[THE TASK]:
Collect every line of the records below that contains the word "repealed".

[INFORMATION PROVIDED]:
-.-.-
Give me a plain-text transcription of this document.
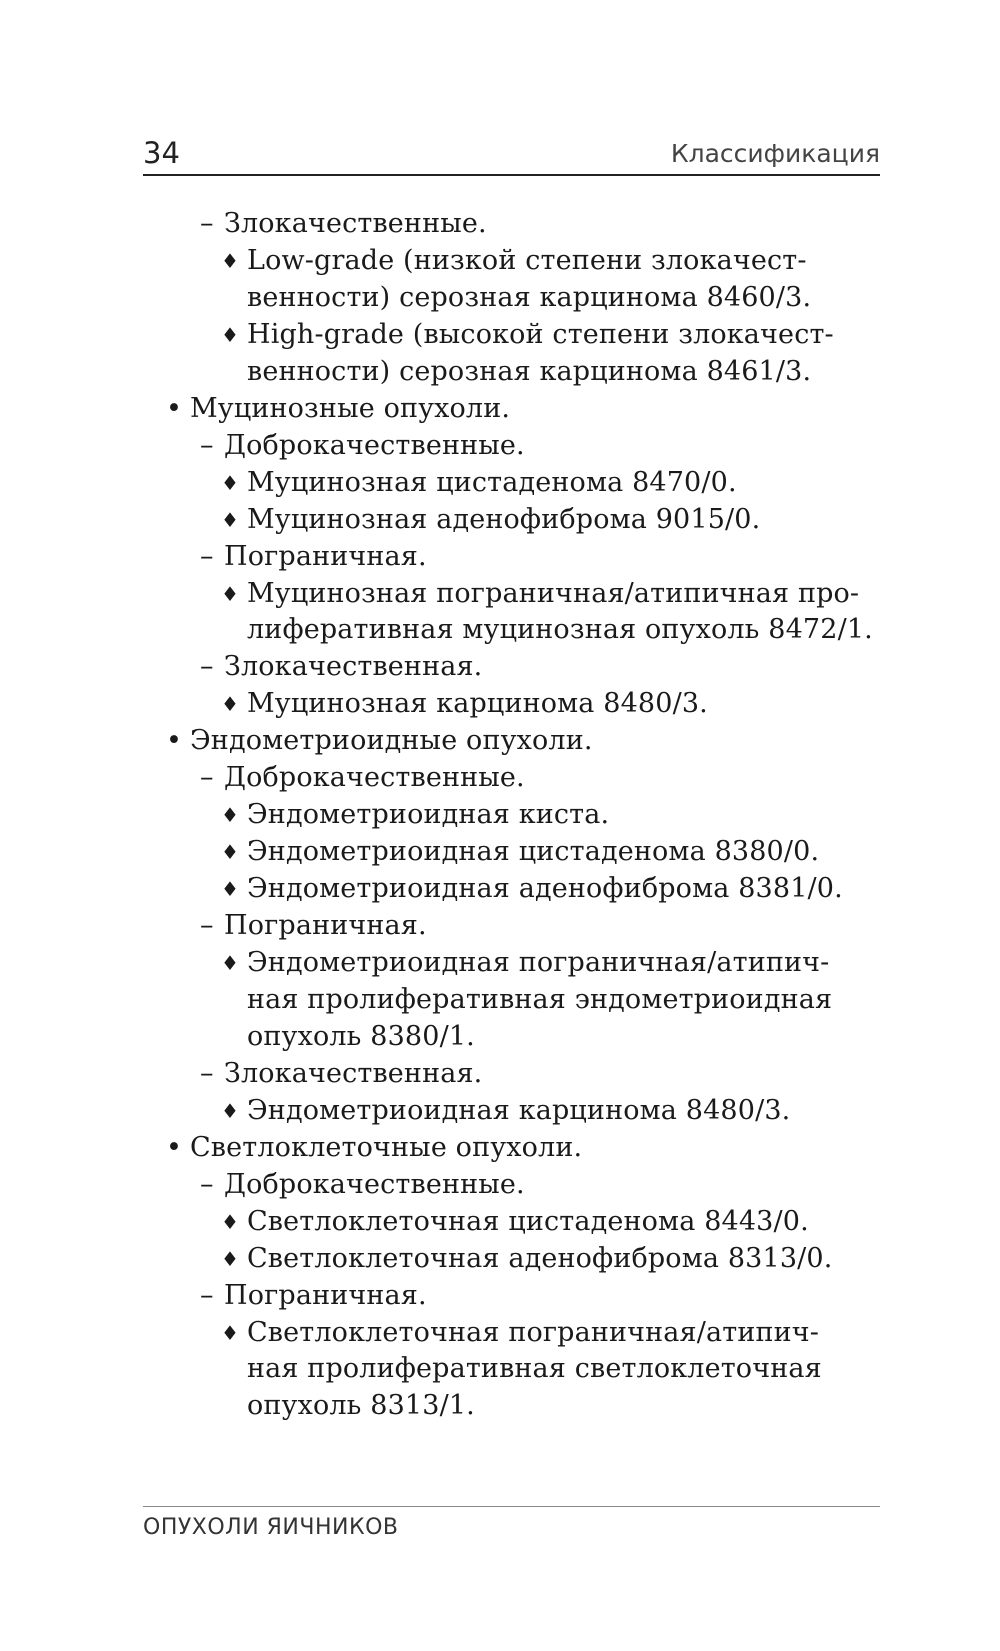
34	Классификация
– Злокачественные.
♦ Low-grade (низкой степени злокачест-
венности) серозная карцинома 8460/3.
♦ High-grade (высокой степени злокачест-
венности) серозная карцинома 8461/3.
• Муцинозные опухоли.
– Доброкачественные.
♦ Муцинозная цистаденома 8470/0.
♦ Муцинозная аденофиброма 9015/0.
– Пограничная.
♦ Муцинозная пограничная/атипичная про-
лиферативная муцинозная опухоль 8472/1.
– Злокачественная.
♦ Муцинозная карцинома 8480/3.
• Эндометриоидные опухоли.
– Доброкачественные.
♦ Эндометриоидная киста.
♦ Эндометриоидная цистаденома 8380/0.
♦ Эндометриоидная аденофиброма 8381/0.
– Пограничная.
♦ Эндометриоидная пограничная/атипич-
ная пролиферативная эндометриоидная
опухоль 8380/1.
– Злокачественная.
♦ Эндометриоидная карцинома 8480/3.
• Светлоклеточные опухоли.
– Доброкачественные.
♦ Светлоклеточная цистаденома 8443/0.
♦ Светлоклеточная аденофиброма 8313/0.
– Пограничная.
♦ Светлоклеточная пограничная/атипич-
ная пролиферативная светлоклеточная
опухоль 8313/1.
ОПУХОЛИ ЯИЧНИКОВ
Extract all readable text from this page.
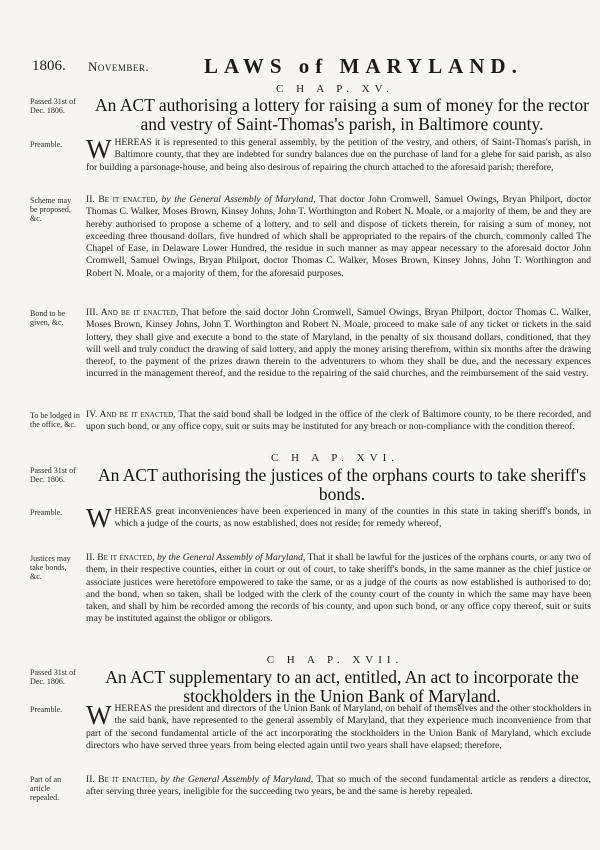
1806. November.	LAWS of MARYLAND.
C H A P. XV.
Passed 31st of Dec. 1806.	An ACT authorising a lottery for raising a sum of money for the rector and vestry of Saint-Thomas's parish, in Baltimore county.
Preamble. WHEREAS it is represented to this general assembly, by the petition of the vestry, and others, of Saint-Thomas's parish, in Baltimore county, that they are indebted for sundry balances due on the purchase of land for a glebe for said parish, as also for building a parsonage-house, and being also desirous of repairing the church attached to the aforesaid parish; therefore,
Scheme may be proposed, &c.
II. Be it enacted, by the General Assembly of Maryland, That doctor John Cromwell, Samuel Owings, Bryan Philport, doctor Thomas C. Walker, Moses Brown, Kinsey Johns, John T. Worthington and Robert N. Moale, or a majority of them, be and they are hereby authorised to propose a scheme of a lottery, and to sell and dispose of tickets therein, for raising a sum of money, not exceeding three thousand dollars, five hundred of which shall be appropriated to the repairs of the church, commonly called The Chapel of Ease, in Delaware Lower Hundred, the residue in such manner as may appear necessary to the aforesaid doctor John Cromwell, Samuel Owings, Bryan Philport, doctor Thomas C. Walker, Moses Brown, Kinsey Johns, John T. Worthington and Robert N. Moale, or a majority of them, for the aforesaid purposes.
Bond to be given, &c.
III. And be it enacted, That before the said doctor John Cromwell, Samuel Owings, Bryan Philport, doctor Thomas C. Walker, Moses Brown, Kinsey Johns, John T. Worthington and Robert N. Moale, proceed to make sale of any ticket or tickets in the said lottery, they shall give and execute a bond to the state of Maryland, in the penalty of six thousand dollars, conditioned, that they will well and truly conduct the drawing of said lottery, and apply the money arising therefrom, within six months after the drawing thereof, to the payment of the prizes drawn therein to the adventurers to whom they shall be due, and the necessary expences incurred in the management thereof, and the residue to the repairing of the said churches, and the reimbursement of the said vestry.
To be lodged in the office, &c.
IV. And be it enacted, That the said bond shall be lodged in the office of the clerk of Baltimore county, to be there recorded, and upon such bond, or any office copy, suit or suits may be instituted for any breach or non-compliance with the condition thereof.
C H A P. XVI.
Passed 31st of Dec. 1806.	An ACT authorising the justices of the orphans courts to take sheriff's bonds.
Preamble. WHEREAS great inconveniences have been experienced in many of the counties in this state in taking sheriff's bonds, in which a judge of the courts, as now established, does not reside; for remedy whereof,
Justices may take bonds, &c.
II. Be it enacted, by the General Assembly of Maryland, That it shall be lawful for the justices of the orphans courts, or any two of them, in their respective counties, either in court or out of court, to take sheriff's bonds, in the same manner as the chief justice or associate justices were heretofore empowered to take the same, or as a judge of the courts as now established is authorised to do; and the bond, when so taken, shall be lodged with the clerk of the county court of the county in which the same may have been taken, and shall by him be recorded among the records of his county, and upon such bond, or any office copy thereof, suit or suits may be instituted against the obligor or obligors.
C H A P. XVII.
Passed 31st of Dec. 1806.	An ACT supplementary to an act, entitled, An act to incorporate the stockholders in the Union Bank of Maryland.
Preamble. WHEREAS the president and directors of the Union Bank of Maryland, on behalf of themselves and the other stockholders in the said bank, have represented to the general assembly of Maryland, that they experience much inconvenience from that part of the second fundamental article of the act incorporating the stockholders in the Union Bank of Maryland, which exclude directors who have served three years from being elected again until two years shall have elapsed; therefore,
Part of an article repealed.
II. Be it enacted, by the General Assembly of Maryland, That so much of the second fundamental article as renders a director, after serving three years, ineligible for the succeeding two years, be and the same is hereby repealed.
-.-.-
[FINAL RESULT]:
Part of an article repealed.
II. Be it enacted, by the General Assembly of Maryland, That so much of the second fundamental article as renders a director, after serving three years, ineligible for the succeeding two years, be and the same is hereby repealed.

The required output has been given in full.